Exercise: Search the records for the word "type" and report each line that has it.

Data entries:
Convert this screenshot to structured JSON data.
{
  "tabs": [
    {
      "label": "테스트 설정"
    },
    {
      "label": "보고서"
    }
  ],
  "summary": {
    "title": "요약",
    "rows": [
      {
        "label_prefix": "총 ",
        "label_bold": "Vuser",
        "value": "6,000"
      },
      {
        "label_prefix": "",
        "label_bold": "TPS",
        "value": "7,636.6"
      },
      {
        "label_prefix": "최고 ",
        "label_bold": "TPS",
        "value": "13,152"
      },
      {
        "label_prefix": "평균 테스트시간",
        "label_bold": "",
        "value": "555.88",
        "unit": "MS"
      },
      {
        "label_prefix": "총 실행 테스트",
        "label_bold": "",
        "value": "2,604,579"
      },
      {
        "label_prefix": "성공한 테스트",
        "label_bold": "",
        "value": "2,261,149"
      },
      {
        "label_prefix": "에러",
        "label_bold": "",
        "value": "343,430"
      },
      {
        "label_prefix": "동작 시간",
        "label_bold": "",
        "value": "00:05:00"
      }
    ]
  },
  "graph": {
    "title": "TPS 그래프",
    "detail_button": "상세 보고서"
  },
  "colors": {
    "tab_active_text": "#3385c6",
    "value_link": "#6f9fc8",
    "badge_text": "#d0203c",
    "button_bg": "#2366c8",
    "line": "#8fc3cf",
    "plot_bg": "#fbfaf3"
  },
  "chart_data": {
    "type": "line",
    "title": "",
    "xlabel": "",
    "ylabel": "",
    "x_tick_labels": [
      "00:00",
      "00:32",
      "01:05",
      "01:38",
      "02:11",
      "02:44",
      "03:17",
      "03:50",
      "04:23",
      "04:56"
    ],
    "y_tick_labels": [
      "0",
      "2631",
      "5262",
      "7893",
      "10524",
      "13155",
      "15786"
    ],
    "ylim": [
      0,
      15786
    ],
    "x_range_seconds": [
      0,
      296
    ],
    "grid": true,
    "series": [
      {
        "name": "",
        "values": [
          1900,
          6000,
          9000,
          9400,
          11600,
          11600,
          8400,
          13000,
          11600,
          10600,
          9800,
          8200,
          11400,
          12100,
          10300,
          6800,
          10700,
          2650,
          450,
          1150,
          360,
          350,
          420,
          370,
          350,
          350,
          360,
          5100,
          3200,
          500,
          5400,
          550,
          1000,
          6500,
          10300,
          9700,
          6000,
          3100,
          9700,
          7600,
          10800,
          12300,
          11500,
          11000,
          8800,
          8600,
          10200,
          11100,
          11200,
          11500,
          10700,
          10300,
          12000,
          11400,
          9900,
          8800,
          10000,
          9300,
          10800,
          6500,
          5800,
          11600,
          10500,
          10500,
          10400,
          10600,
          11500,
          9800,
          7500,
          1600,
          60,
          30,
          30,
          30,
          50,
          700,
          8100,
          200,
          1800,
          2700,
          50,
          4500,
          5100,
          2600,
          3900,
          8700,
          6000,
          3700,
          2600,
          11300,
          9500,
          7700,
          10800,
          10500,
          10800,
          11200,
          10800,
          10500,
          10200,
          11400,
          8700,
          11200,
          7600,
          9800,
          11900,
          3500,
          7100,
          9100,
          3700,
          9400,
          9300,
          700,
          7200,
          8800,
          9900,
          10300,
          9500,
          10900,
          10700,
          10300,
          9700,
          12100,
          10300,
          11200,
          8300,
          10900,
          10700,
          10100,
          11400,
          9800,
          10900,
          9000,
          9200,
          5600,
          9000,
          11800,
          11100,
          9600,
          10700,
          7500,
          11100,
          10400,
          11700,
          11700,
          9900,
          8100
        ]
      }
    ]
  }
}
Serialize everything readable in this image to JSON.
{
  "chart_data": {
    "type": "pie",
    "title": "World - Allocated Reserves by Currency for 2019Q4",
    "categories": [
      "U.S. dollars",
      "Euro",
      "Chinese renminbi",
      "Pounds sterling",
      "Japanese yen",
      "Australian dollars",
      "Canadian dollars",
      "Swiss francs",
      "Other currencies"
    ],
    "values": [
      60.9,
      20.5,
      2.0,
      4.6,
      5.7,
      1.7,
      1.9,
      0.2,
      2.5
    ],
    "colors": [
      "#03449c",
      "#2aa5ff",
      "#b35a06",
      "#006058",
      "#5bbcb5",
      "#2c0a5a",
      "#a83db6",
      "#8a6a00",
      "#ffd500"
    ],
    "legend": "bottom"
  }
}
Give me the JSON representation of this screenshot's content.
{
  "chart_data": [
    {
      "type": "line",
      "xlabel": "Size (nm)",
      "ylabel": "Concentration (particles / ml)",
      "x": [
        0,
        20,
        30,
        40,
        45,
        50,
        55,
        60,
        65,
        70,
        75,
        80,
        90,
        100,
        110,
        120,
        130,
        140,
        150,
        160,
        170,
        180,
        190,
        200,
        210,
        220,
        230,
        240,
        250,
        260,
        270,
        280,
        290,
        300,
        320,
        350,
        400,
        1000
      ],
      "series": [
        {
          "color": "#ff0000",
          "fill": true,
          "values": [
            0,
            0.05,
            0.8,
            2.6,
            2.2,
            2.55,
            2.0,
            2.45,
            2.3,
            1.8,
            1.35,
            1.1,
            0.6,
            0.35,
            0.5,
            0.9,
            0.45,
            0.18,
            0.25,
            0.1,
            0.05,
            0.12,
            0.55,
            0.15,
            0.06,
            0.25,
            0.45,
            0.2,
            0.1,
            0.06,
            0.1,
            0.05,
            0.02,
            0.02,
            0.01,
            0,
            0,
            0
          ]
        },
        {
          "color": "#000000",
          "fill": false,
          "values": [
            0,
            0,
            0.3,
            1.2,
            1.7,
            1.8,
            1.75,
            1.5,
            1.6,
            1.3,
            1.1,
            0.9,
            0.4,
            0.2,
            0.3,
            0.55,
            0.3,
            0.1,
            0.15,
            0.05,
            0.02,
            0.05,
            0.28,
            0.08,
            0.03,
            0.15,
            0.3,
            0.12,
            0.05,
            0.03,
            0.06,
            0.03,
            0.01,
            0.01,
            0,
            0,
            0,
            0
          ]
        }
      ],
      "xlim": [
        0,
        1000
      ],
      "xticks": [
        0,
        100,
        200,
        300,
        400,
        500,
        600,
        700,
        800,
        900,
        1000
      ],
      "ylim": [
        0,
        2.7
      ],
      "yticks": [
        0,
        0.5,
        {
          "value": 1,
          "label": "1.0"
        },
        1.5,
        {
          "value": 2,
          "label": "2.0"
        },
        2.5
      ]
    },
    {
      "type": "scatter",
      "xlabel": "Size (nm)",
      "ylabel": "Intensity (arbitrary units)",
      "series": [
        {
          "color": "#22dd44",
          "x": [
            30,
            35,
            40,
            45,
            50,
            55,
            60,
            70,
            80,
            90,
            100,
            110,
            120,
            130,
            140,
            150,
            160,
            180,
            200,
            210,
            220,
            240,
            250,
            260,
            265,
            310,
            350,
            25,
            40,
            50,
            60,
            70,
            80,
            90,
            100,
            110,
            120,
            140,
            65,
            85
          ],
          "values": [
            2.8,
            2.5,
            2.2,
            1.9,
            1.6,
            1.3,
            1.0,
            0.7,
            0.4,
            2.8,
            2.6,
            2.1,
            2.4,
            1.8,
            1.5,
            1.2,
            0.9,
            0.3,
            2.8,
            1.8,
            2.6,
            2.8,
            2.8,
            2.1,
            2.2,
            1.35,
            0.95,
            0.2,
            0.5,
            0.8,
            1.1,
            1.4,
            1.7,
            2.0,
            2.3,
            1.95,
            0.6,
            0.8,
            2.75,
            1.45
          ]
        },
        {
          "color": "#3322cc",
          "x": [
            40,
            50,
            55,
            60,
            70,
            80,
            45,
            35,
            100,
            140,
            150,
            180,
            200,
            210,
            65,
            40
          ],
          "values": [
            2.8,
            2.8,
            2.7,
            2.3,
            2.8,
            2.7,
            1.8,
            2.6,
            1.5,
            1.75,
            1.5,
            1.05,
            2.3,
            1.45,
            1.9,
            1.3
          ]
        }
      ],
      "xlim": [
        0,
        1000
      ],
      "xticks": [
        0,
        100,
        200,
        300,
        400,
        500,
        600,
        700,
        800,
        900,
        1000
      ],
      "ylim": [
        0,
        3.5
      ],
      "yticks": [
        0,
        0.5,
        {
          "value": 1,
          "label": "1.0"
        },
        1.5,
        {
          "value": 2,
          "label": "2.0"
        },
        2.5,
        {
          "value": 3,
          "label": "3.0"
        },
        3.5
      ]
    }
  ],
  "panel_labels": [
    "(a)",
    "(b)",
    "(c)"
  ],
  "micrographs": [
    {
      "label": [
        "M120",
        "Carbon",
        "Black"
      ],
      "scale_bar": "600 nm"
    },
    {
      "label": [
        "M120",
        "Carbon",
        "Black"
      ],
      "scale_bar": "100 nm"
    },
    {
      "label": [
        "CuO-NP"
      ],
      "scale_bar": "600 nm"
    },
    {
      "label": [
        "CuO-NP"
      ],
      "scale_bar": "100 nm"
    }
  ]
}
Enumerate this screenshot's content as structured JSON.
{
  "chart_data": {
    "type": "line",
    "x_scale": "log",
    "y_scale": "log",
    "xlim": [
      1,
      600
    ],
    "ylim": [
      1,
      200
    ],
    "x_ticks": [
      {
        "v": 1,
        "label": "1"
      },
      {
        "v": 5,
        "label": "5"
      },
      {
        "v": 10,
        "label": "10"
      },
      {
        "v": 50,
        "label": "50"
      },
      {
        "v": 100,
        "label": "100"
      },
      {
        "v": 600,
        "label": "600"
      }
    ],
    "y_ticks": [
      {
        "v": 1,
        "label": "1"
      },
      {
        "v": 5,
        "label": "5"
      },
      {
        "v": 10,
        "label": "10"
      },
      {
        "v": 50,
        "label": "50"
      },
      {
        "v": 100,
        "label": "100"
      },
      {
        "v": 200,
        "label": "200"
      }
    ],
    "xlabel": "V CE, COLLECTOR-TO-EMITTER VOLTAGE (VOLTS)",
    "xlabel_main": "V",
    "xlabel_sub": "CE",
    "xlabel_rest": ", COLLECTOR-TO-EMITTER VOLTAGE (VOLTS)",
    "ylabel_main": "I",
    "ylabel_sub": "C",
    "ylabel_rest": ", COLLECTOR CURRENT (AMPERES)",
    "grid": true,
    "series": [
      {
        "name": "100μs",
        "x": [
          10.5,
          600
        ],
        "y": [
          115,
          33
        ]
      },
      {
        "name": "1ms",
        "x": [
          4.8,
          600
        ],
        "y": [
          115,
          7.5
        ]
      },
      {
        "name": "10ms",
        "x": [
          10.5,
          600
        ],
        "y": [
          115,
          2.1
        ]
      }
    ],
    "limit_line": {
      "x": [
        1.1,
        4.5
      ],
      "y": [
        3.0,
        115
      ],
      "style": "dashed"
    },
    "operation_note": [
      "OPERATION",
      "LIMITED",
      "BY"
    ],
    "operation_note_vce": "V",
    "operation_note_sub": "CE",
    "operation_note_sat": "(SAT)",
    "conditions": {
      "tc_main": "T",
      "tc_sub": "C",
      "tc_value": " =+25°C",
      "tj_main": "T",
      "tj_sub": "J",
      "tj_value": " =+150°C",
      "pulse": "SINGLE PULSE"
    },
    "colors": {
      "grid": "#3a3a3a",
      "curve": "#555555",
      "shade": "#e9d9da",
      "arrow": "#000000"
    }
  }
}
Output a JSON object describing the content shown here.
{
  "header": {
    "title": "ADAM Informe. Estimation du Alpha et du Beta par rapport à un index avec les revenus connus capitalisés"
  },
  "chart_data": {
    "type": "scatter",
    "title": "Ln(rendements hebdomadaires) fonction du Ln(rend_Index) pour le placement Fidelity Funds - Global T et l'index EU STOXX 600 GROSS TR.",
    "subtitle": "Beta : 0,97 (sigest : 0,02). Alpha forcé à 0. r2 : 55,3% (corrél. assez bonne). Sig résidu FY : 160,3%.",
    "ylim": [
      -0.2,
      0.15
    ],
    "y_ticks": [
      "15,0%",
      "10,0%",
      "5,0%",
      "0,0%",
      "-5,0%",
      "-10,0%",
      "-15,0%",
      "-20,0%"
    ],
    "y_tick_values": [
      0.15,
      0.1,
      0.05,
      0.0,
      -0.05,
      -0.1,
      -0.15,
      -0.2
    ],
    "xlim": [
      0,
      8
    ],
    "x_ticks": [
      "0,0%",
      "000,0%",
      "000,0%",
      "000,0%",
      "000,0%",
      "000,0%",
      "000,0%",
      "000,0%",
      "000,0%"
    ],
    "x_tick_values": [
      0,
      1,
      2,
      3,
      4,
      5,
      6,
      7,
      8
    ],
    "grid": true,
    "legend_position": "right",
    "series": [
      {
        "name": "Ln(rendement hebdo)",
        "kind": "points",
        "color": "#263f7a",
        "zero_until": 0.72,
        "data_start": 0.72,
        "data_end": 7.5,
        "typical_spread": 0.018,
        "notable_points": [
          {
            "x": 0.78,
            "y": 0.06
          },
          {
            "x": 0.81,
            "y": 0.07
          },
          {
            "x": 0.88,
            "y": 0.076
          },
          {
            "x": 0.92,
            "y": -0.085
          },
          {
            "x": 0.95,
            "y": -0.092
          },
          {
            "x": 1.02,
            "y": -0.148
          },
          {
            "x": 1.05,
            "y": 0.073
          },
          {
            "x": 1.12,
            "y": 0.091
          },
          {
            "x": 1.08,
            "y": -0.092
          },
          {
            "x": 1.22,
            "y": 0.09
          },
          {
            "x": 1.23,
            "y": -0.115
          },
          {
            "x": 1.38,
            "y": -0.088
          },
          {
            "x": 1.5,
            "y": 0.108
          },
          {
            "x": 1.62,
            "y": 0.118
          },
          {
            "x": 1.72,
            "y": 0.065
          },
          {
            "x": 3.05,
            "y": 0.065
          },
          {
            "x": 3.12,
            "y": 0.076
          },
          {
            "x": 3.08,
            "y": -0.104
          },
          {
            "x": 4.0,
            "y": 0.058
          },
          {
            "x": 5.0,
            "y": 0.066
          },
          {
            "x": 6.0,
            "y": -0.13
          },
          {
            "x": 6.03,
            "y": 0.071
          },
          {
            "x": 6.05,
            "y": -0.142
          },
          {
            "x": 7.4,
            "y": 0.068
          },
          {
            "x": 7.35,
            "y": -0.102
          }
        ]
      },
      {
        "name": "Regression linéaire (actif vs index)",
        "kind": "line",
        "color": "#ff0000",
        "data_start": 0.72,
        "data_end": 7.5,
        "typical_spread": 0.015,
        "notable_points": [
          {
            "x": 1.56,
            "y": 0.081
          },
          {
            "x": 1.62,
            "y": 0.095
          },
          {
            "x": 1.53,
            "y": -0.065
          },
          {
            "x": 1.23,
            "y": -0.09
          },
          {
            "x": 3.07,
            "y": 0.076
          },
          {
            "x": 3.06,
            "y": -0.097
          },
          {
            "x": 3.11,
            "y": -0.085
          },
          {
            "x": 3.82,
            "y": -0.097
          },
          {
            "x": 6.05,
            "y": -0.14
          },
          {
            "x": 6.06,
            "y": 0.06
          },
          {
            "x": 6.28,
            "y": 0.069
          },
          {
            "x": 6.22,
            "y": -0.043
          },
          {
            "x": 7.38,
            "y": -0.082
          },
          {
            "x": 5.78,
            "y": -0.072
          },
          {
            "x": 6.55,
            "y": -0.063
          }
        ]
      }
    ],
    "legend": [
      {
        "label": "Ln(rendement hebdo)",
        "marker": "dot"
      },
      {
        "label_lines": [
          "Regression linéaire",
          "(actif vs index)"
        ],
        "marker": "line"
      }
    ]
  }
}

Response to the exercise:
    "type": "line",
    "type": "pie",
      "type": "line",
      "type": "scatter",
    "type": "line",
    "type": "scatter",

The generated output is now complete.